| TEXTO DE LECTURA |

   La ideología central a través de su gobierno, de sus partidos, de sus medios y de sus intelectuales orgánicos, atribuye todos los males habidos y por haber a los nacionalismos periféricos: inseguridad, paro, desvertebración social... Los nacionalismos sin estado, por su parte, devuelven el "insulto": ellos, los que critican nuestro pequeño nacionalismo , profesan un nacionalismo mucho más exacerbado que el nuestro, dicen, aceptando así, en cierto modo, la negatividad del término "nacionalista".

   Tal como se plantea la batalla, no hay sitio para la matización : o se está con unos, o se está con otros. La solución que propugna cada bando es sospechosamente idéntica: aniquilación total de un enemigo al que previamente se ha despojado de toda dignidad humana.

   Sabemos a ciencia cierta a dónde conduce este frentismo: al desastre, al enfrentamiento, a la tragedia. Es responsabilidad de quienes trabajamos en el ámbito de la cultura luchar contra este reduccionismo en el que ambas partes tan cómodamente se instalan.

   Un primer caso en esa dirección sería la definición de nuestra propia identidad comunitaria. En ese sentido, cuesta trabajo creer en la buena fe de quienes, partiendo de una concepción totalmente individualista de la persona, ignoran o relegan su dimensión social, que es, al fin y al cabo, su principal constituyente. Ni siquiera las libertades personales, tan cacareadas por algunos a la conveniencia, tienen sentido fuera de la integración de la persona en su(s) comunidad(es).

| DESCRIPCIÓN DE LA TAREA |
En el texto sobre los nacionalismos, ¿a quién atribuye la ideología central todos los males habidos y por haber?

| MATERIAL PROPORCIONADO |
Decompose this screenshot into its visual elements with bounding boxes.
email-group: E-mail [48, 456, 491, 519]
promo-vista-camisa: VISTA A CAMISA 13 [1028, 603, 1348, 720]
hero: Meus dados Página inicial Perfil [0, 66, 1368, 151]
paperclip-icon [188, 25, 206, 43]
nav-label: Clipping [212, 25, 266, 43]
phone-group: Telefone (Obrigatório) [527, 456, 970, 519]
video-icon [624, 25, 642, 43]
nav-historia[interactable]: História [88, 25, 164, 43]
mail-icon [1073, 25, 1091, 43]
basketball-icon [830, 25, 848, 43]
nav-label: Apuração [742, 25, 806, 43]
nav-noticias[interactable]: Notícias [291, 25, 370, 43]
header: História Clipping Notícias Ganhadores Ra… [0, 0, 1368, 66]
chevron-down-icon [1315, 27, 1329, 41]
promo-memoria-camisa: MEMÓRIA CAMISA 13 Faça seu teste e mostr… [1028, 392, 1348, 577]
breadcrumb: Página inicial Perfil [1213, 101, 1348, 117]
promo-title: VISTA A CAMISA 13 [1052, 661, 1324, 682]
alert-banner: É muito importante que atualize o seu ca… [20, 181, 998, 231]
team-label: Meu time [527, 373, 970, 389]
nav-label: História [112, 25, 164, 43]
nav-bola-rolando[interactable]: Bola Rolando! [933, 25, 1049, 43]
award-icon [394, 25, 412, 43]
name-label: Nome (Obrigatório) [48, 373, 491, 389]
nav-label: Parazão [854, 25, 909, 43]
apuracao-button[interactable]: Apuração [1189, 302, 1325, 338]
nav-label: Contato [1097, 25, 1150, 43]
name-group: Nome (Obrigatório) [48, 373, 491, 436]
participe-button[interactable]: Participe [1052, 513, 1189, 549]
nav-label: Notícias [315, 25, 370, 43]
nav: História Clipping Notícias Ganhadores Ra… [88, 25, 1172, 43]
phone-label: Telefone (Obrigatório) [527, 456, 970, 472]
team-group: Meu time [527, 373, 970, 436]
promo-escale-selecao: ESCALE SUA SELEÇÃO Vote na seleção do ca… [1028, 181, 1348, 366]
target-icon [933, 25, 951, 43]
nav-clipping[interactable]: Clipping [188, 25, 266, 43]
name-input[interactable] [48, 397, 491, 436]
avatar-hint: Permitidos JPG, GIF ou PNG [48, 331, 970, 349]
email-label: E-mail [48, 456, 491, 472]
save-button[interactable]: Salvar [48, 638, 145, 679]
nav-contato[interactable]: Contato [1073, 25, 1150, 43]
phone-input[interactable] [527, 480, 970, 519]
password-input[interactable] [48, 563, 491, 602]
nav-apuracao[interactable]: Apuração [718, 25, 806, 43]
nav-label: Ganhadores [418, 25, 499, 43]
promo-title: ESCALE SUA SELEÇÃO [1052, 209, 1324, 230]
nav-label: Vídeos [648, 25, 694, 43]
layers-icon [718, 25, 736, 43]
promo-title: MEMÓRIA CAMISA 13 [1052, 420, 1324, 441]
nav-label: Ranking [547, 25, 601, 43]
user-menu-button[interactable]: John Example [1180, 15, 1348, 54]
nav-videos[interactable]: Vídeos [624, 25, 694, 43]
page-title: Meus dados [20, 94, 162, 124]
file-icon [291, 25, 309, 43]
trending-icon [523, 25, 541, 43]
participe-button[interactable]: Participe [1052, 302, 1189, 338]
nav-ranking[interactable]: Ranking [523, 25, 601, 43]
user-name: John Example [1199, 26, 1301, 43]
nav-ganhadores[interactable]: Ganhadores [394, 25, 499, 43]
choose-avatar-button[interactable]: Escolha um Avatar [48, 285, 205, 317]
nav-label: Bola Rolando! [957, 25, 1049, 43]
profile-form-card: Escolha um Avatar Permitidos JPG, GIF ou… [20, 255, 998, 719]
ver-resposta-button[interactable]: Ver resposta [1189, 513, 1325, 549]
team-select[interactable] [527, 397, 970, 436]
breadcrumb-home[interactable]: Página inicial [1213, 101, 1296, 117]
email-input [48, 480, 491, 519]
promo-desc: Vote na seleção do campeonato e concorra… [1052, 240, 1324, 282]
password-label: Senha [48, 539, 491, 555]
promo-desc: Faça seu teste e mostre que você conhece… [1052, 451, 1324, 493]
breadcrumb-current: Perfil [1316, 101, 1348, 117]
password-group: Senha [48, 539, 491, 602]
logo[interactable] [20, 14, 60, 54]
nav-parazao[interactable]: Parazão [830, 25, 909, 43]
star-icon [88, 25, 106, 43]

| SOLUCIÓN |
A los nacionalismos periféricos.